Exercise goal: Below are records; count the lines that contain "when" and give only the total.

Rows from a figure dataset

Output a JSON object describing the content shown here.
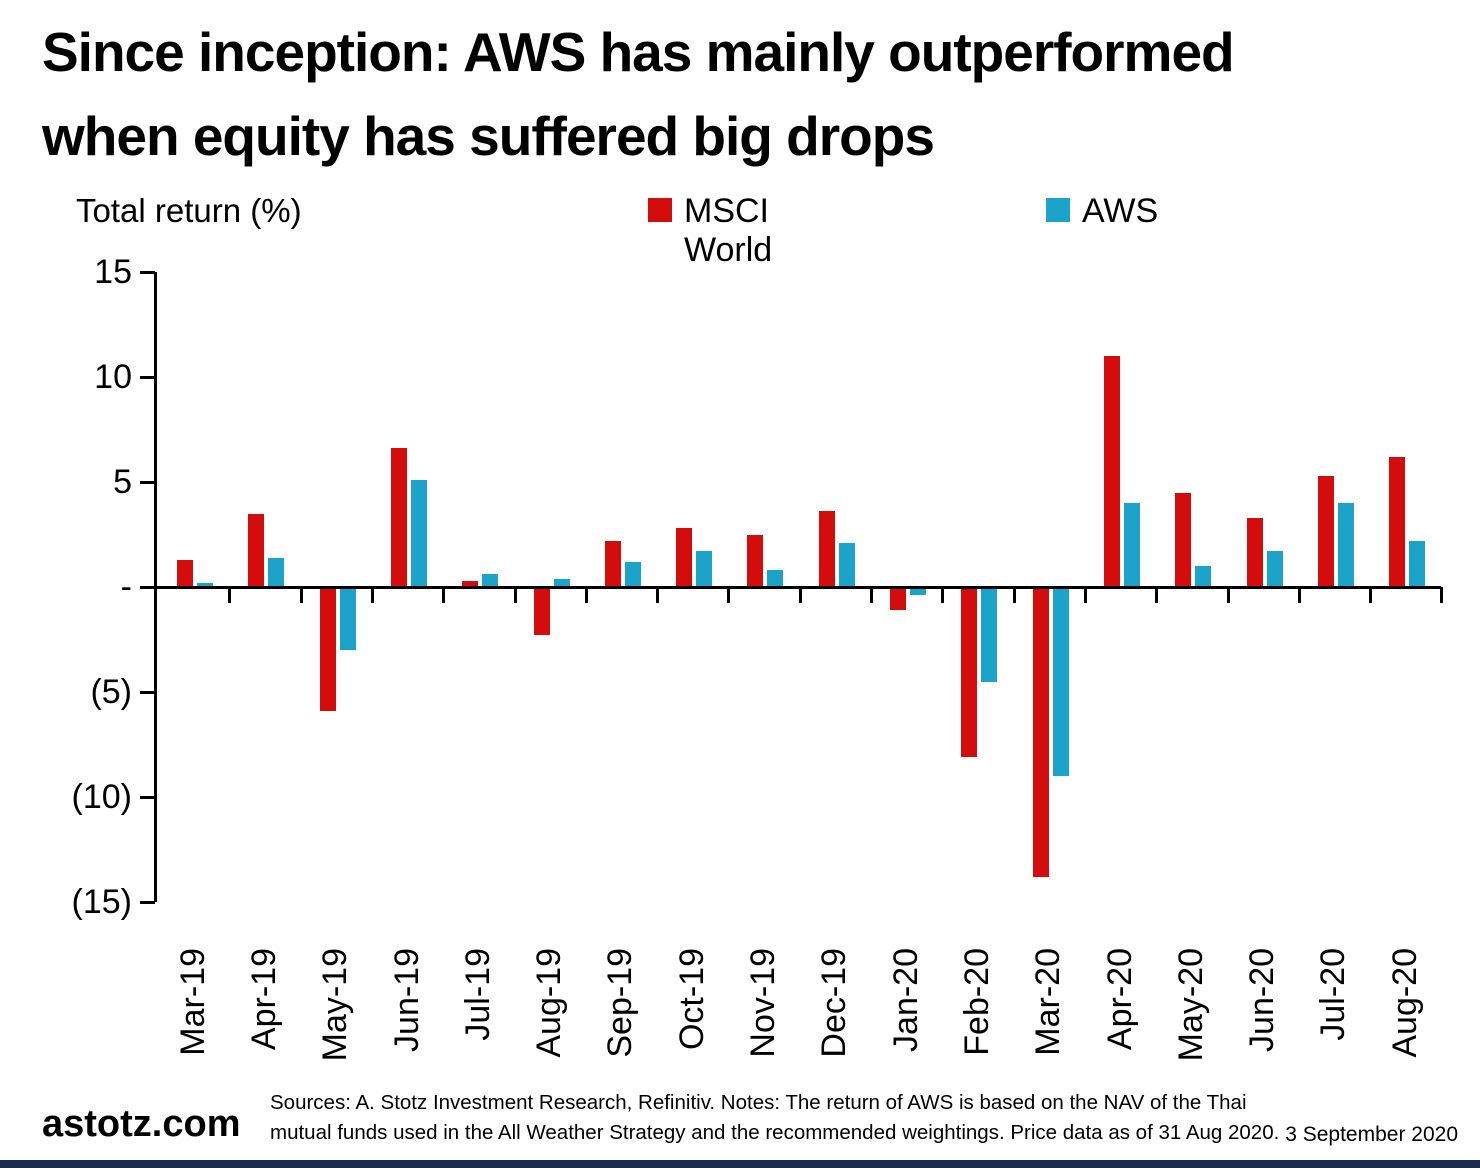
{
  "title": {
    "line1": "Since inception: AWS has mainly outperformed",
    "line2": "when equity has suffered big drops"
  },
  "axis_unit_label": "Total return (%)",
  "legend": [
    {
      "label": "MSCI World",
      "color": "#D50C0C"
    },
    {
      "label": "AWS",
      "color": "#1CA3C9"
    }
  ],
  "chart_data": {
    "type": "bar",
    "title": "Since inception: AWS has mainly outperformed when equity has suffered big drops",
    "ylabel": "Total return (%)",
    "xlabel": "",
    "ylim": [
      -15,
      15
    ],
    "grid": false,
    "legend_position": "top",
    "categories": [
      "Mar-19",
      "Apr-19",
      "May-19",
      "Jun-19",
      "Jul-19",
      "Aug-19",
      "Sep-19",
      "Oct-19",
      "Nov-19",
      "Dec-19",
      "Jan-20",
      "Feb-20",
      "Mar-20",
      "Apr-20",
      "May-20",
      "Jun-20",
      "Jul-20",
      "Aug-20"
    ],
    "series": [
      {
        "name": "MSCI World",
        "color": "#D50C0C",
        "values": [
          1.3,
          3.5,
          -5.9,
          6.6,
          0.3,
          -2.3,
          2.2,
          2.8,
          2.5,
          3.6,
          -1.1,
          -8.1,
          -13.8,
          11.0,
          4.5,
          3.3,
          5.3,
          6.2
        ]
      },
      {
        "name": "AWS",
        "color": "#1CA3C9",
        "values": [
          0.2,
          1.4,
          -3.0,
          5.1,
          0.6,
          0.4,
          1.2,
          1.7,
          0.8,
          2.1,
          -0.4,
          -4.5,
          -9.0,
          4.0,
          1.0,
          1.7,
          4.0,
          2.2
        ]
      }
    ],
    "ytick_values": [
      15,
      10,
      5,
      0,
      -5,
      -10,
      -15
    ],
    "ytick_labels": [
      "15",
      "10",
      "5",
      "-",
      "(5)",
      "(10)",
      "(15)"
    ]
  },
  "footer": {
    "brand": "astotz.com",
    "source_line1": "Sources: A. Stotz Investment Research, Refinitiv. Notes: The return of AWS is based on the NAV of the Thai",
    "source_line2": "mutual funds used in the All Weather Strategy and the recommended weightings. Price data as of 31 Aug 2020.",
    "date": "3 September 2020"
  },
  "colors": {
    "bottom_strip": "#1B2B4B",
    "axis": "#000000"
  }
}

Final result: 2